§ **Instructions to follow**:
In the entries below, find the lines that contain the word "Capital" and copy them.

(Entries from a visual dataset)
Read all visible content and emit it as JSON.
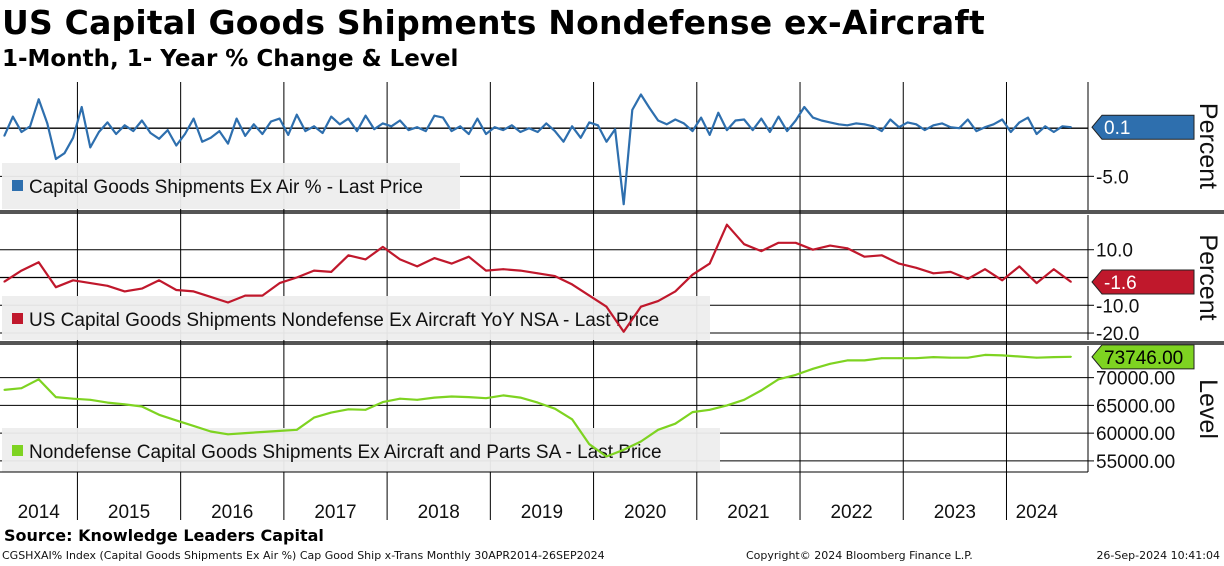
{
  "title": "US Capital Goods Shipments Nondefense ex-Aircraft",
  "subtitle": "1-Month, 1- Year % Change & Level",
  "source": "Source: Knowledge Leaders Capital",
  "footer": {
    "left": "CGSHXAI% Index (Capital Goods Shipments Ex Air %) Cap Good Ship x-Trans  Monthly 30APR2014-26SEP2024",
    "center": "Copyright© 2024 Bloomberg Finance L.P.",
    "right": "26-Sep-2024 10:41:04"
  },
  "colors": {
    "mom": "#2e6fae",
    "yoy": "#c0182c",
    "level": "#7ed321",
    "grid": "#000000",
    "panel_separator": "#555555"
  },
  "chart_data": [
    {
      "type": "line",
      "panel": "1-month % change",
      "legend": "Capital Goods Shipments Ex Air % - Last Price",
      "ylabel": "Percent",
      "yticks": [
        -5.0
      ],
      "ytick_labels": [
        "-5.0"
      ],
      "ylim": [
        -8.5,
        4.8
      ],
      "reference_line": 0,
      "last_value": 0.1,
      "last_label": "0.1",
      "grid": true,
      "legend_position": "bottom-left",
      "x": [
        "2014-04",
        "2014-05",
        "2014-06",
        "2014-07",
        "2014-08",
        "2014-09",
        "2014-10",
        "2014-11",
        "2014-12",
        "2015-01",
        "2015-02",
        "2015-03",
        "2015-04",
        "2015-05",
        "2015-06",
        "2015-07",
        "2015-08",
        "2015-09",
        "2015-10",
        "2015-11",
        "2015-12",
        "2016-01",
        "2016-02",
        "2016-03",
        "2016-04",
        "2016-05",
        "2016-06",
        "2016-07",
        "2016-08",
        "2016-09",
        "2016-10",
        "2016-11",
        "2016-12",
        "2017-01",
        "2017-02",
        "2017-03",
        "2017-04",
        "2017-05",
        "2017-06",
        "2017-07",
        "2017-08",
        "2017-09",
        "2017-10",
        "2017-11",
        "2017-12",
        "2018-01",
        "2018-02",
        "2018-03",
        "2018-04",
        "2018-05",
        "2018-06",
        "2018-07",
        "2018-08",
        "2018-09",
        "2018-10",
        "2018-11",
        "2018-12",
        "2019-01",
        "2019-02",
        "2019-03",
        "2019-04",
        "2019-05",
        "2019-06",
        "2019-07",
        "2019-08",
        "2019-09",
        "2019-10",
        "2019-11",
        "2019-12",
        "2020-01",
        "2020-02",
        "2020-03",
        "2020-04",
        "2020-05",
        "2020-06",
        "2020-07",
        "2020-08",
        "2020-09",
        "2020-10",
        "2020-11",
        "2020-12",
        "2021-01",
        "2021-02",
        "2021-03",
        "2021-04",
        "2021-05",
        "2021-06",
        "2021-07",
        "2021-08",
        "2021-09",
        "2021-10",
        "2021-11",
        "2021-12",
        "2022-01",
        "2022-02",
        "2022-03",
        "2022-04",
        "2022-05",
        "2022-06",
        "2022-07",
        "2022-08",
        "2022-09",
        "2022-10",
        "2022-11",
        "2022-12",
        "2023-01",
        "2023-02",
        "2023-03",
        "2023-04",
        "2023-05",
        "2023-06",
        "2023-07",
        "2023-08",
        "2023-09",
        "2023-10",
        "2023-11",
        "2023-12",
        "2024-01",
        "2024-02",
        "2024-03",
        "2024-04",
        "2024-05",
        "2024-06",
        "2024-07",
        "2024-08"
      ],
      "values": [
        -0.8,
        1.2,
        -0.4,
        0.2,
        3.0,
        0.5,
        -3.2,
        -2.6,
        -1.0,
        2.2,
        -2.0,
        -0.4,
        0.6,
        -0.6,
        0.3,
        -0.3,
        0.8,
        -0.5,
        -1.1,
        -0.2,
        -1.8,
        -0.6,
        1.0,
        -1.4,
        -1.0,
        -0.3,
        -1.6,
        1.0,
        -0.8,
        0.4,
        -0.6,
        0.7,
        1.0,
        -0.7,
        1.4,
        -0.3,
        0.2,
        -0.5,
        1.2,
        0.4,
        1.0,
        -0.3,
        1.3,
        -0.1,
        0.5,
        0.2,
        0.8,
        -0.2,
        0.1,
        -0.3,
        1.3,
        1.1,
        -0.3,
        0.2,
        -0.6,
        1.0,
        -0.6,
        0.1,
        -0.2,
        0.3,
        -0.4,
        0.0,
        -0.4,
        0.5,
        -0.3,
        -1.4,
        0.2,
        -1.0,
        0.6,
        0.3,
        -1.4,
        -0.1,
        -7.9,
        1.9,
        3.5,
        2.1,
        0.8,
        0.4,
        0.9,
        0.5,
        -0.3,
        1.1,
        -0.7,
        1.6,
        -0.2,
        0.8,
        0.9,
        -0.2,
        1.0,
        -0.4,
        1.2,
        -0.3,
        0.8,
        2.2,
        1.1,
        0.8,
        0.6,
        0.4,
        0.3,
        0.5,
        0.4,
        0.2,
        -0.3,
        0.9,
        0.1,
        0.6,
        0.4,
        -0.2,
        0.3,
        0.5,
        0.1,
        0.0,
        0.9,
        -0.3,
        0.1,
        0.4,
        0.9,
        -0.4,
        0.6,
        1.1,
        -0.6,
        0.2,
        -0.4,
        0.2,
        0.1
      ]
    },
    {
      "type": "line",
      "panel": "1-year % change",
      "legend": "US Capital Goods Shipments Nondefense Ex Aircraft YoY NSA - Last Price",
      "ylabel": "Percent",
      "yticks": [
        10.0,
        -10.0,
        -20.0
      ],
      "ytick_labels": [
        "10.0",
        "-10.0",
        "-20.0"
      ],
      "ylim": [
        -22.5,
        22.5
      ],
      "reference_line": 0,
      "last_value": -1.6,
      "last_label": "-1.6",
      "grid": true,
      "legend_position": "bottom-left",
      "x": [
        "2014-04",
        "2014-06",
        "2014-08",
        "2014-10",
        "2014-12",
        "2015-02",
        "2015-04",
        "2015-06",
        "2015-08",
        "2015-10",
        "2015-12",
        "2016-02",
        "2016-04",
        "2016-06",
        "2016-08",
        "2016-10",
        "2016-12",
        "2017-02",
        "2017-04",
        "2017-06",
        "2017-08",
        "2017-10",
        "2017-12",
        "2018-02",
        "2018-04",
        "2018-06",
        "2018-08",
        "2018-10",
        "2018-12",
        "2019-02",
        "2019-04",
        "2019-06",
        "2019-08",
        "2019-10",
        "2019-12",
        "2020-02",
        "2020-04",
        "2020-06",
        "2020-08",
        "2020-10",
        "2020-12",
        "2021-02",
        "2021-04",
        "2021-06",
        "2021-08",
        "2021-10",
        "2021-12",
        "2022-02",
        "2022-04",
        "2022-06",
        "2022-08",
        "2022-10",
        "2022-12",
        "2023-02",
        "2023-04",
        "2023-06",
        "2023-08",
        "2023-10",
        "2023-12",
        "2024-02",
        "2024-04",
        "2024-06",
        "2024-08"
      ],
      "values": [
        -1.5,
        2.5,
        5.5,
        -3.5,
        -1.0,
        -2.0,
        -3.0,
        -5.0,
        -4.0,
        -1.0,
        -4.5,
        -5.0,
        -7.0,
        -9.0,
        -6.5,
        -6.5,
        -2.0,
        0.0,
        2.5,
        2.0,
        8.0,
        6.5,
        11.0,
        6.5,
        4.0,
        7.0,
        5.0,
        7.5,
        2.5,
        3.0,
        2.5,
        1.5,
        0.5,
        -2.5,
        -6.5,
        -10.5,
        -19.5,
        -10.5,
        -8.5,
        -5.0,
        1.0,
        5.0,
        19.0,
        12.0,
        9.5,
        12.5,
        12.5,
        10.0,
        11.5,
        10.5,
        7.5,
        8.0,
        5.0,
        3.5,
        1.5,
        2.0,
        -0.5,
        3.0,
        -1.0,
        4.0,
        -2.0,
        3.0,
        -1.6
      ]
    },
    {
      "type": "line",
      "panel": "level",
      "legend": "Nondefense Capital Goods Shipments Ex Aircraft and Parts SA - Last Price",
      "ylabel": "Level",
      "yticks": [
        70000,
        65000,
        60000,
        55000
      ],
      "ytick_labels": [
        "70000.00",
        "65000.00",
        "60000.00",
        "55000.00"
      ],
      "ylim": [
        53000,
        75700
      ],
      "last_value": 73746.0,
      "last_label": "73746.00",
      "grid": true,
      "legend_position": "bottom-left",
      "x": [
        "2014-04",
        "2014-06",
        "2014-08",
        "2014-10",
        "2014-12",
        "2015-02",
        "2015-04",
        "2015-06",
        "2015-08",
        "2015-10",
        "2015-12",
        "2016-02",
        "2016-04",
        "2016-06",
        "2016-08",
        "2016-10",
        "2016-12",
        "2017-02",
        "2017-04",
        "2017-06",
        "2017-08",
        "2017-10",
        "2017-12",
        "2018-02",
        "2018-04",
        "2018-06",
        "2018-08",
        "2018-10",
        "2018-12",
        "2019-02",
        "2019-04",
        "2019-06",
        "2019-08",
        "2019-10",
        "2019-12",
        "2020-02",
        "2020-04",
        "2020-06",
        "2020-08",
        "2020-10",
        "2020-12",
        "2021-02",
        "2021-04",
        "2021-06",
        "2021-08",
        "2021-10",
        "2021-12",
        "2022-02",
        "2022-04",
        "2022-06",
        "2022-08",
        "2022-10",
        "2022-12",
        "2023-02",
        "2023-04",
        "2023-06",
        "2023-08",
        "2023-10",
        "2023-12",
        "2024-02",
        "2024-04",
        "2024-06",
        "2024-08"
      ],
      "values": [
        67800,
        68100,
        69700,
        66500,
        66200,
        66000,
        65500,
        65200,
        64800,
        63300,
        62300,
        61300,
        60300,
        59800,
        60000,
        60200,
        60400,
        60600,
        62800,
        63700,
        64300,
        64200,
        65600,
        66200,
        66000,
        66400,
        66600,
        66500,
        66300,
        66800,
        66400,
        65500,
        64400,
        62500,
        58000,
        55800,
        57000,
        58500,
        60600,
        61700,
        63800,
        64200,
        65000,
        66000,
        67700,
        69700,
        70500,
        71600,
        72500,
        73100,
        73100,
        73500,
        73500,
        73500,
        73700,
        73600,
        73600,
        74100,
        74000,
        73800,
        73600,
        73700,
        73746
      ]
    }
  ],
  "year_labels": [
    "2014",
    "2015",
    "2016",
    "2017",
    "2018",
    "2019",
    "2020",
    "2021",
    "2022",
    "2023",
    "2024"
  ]
}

§ **Answer to the task**:
  "title": "US Capital Goods Shipments Nondefense ex-Aircraft",
  "source": "Source: Knowledge Leaders Capital",
    "left": "CGSHXAI% Index (Capital Goods Shipments Ex Air %) Cap Good Ship x-Trans  Monthly 30APR2014-26SEP2024",
      "legend": "Capital Goods Shipments Ex Air % - Last Price",
      "legend": "US Capital Goods Shipments Nondefense Ex Aircraft YoY NSA - Last Price",
      "legend": "Nondefense Capital Goods Shipments Ex Aircraft and Parts SA - Last Price",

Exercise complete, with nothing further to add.